Below are some records; return each one exactly.

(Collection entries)
════════

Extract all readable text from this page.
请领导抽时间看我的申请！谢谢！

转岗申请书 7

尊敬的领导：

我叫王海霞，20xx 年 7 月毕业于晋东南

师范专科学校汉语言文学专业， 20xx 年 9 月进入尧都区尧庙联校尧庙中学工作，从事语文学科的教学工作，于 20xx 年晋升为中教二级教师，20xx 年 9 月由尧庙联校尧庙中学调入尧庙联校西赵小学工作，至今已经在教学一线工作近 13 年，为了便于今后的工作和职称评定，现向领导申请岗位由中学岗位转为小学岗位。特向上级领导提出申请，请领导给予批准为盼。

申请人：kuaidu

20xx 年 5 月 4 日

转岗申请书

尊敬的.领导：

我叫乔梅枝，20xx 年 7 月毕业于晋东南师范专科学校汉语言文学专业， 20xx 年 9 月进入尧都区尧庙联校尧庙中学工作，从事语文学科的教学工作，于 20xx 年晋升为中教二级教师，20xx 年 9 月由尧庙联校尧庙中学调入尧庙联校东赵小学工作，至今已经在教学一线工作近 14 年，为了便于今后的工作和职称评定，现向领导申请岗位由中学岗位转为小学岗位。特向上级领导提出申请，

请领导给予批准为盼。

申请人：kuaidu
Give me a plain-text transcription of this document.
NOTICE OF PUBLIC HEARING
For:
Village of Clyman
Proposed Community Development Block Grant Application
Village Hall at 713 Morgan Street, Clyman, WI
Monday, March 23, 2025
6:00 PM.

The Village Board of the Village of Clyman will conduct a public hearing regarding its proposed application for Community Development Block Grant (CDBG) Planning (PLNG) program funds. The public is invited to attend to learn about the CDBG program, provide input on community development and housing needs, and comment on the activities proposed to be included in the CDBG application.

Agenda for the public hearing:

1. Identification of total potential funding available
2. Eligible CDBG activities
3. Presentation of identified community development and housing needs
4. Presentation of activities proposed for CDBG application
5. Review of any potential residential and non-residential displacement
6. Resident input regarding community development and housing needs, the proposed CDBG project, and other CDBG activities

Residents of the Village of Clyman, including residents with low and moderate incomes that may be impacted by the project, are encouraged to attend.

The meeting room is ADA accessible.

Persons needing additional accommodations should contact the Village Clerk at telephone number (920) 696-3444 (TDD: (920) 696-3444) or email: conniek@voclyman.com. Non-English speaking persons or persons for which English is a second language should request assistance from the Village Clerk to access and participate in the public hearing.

════════

▶ [Exercise result]
Extract all readable text from this page.
请领导抽时间看我的申请！谢谢！

转岗申请书 7

尊敬的领导：

我叫王海霞，20xx 年 7 月毕业于晋东南

师范专科学校汉语言文学专业， 20xx 年 9 月进入尧都区尧庙联校尧庙中学工作，从事语文学科的教学工作，于 20xx 年晋升为中教二级教师，20xx 年 9 月由尧庙联校尧庙中学调入尧庙联校西赵小学工作，至今已经在教学一线工作近 13 年，为了便于今后的工作和职称评定，现向领导申请岗位由中学岗位转为小学岗位。特向上级领导提出申请，请领导给予批准为盼。

申请人：kuaidu

20xx 年 5 月 4 日

转岗申请书

尊敬的.领导：

我叫乔梅枝，20xx 年 7 月毕业于晋东南师范专科学校汉语言文学专业， 20xx 年 9 月进入尧都区尧庙联校尧庙中学工作，从事语文学科的教学工作，于 20xx 年晋升为中教二级教师，20xx 年 9 月由尧庙联校尧庙中学调入尧庙联校东赵小学工作，至今已经在教学一线工作近 14 年，为了便于今后的工作和职称评定，现向领导申请岗位由中学岗位转为小学岗位。特向上级领导提出申请，

请领导给予批准为盼。

申请人：kuaidu
Give me a plain-text transcription of this document.
NOTICE OF PUBLIC HEARING
For:
Village of Clyman
Proposed Community Development Block Grant Application
Village Hall at 713 Morgan Street, Clyman, WI
Monday, March 23, 2025
6:00 PM.

The Village Board of the Village of Clyman will conduct a public hearing regarding its proposed application for Community Development Block Grant (CDBG) Planning (PLNG) program funds. The public is invited to attend to learn about the CDBG program, provide input on community development and housing needs, and comment on the activities proposed to be included in the CDBG application.

Agenda for the public hearing:

1. Identification of total potential funding available
2. Eligible CDBG activities
3. Presentation of identified community development and housing needs
4. Presentation of activities proposed for CDBG application
5. Review of any potential residential and non-residential displacement
6. Resident input regarding community development and housing needs, the proposed CDBG project, and other CDBG activities

Residents of the Village of Clyman, including residents with low and moderate incomes that may be impacted by the project, are encouraged to attend.

The meeting room is ADA accessible.

Persons needing additional accommodations should contact the Village Clerk at telephone number (920) 696-3444 (TDD: (920) 696-3444) or email: conniek@voclyman.com. Non-English speaking persons or persons for which English is a second language should request assistance from the Village Clerk to access and participate in the public hearing.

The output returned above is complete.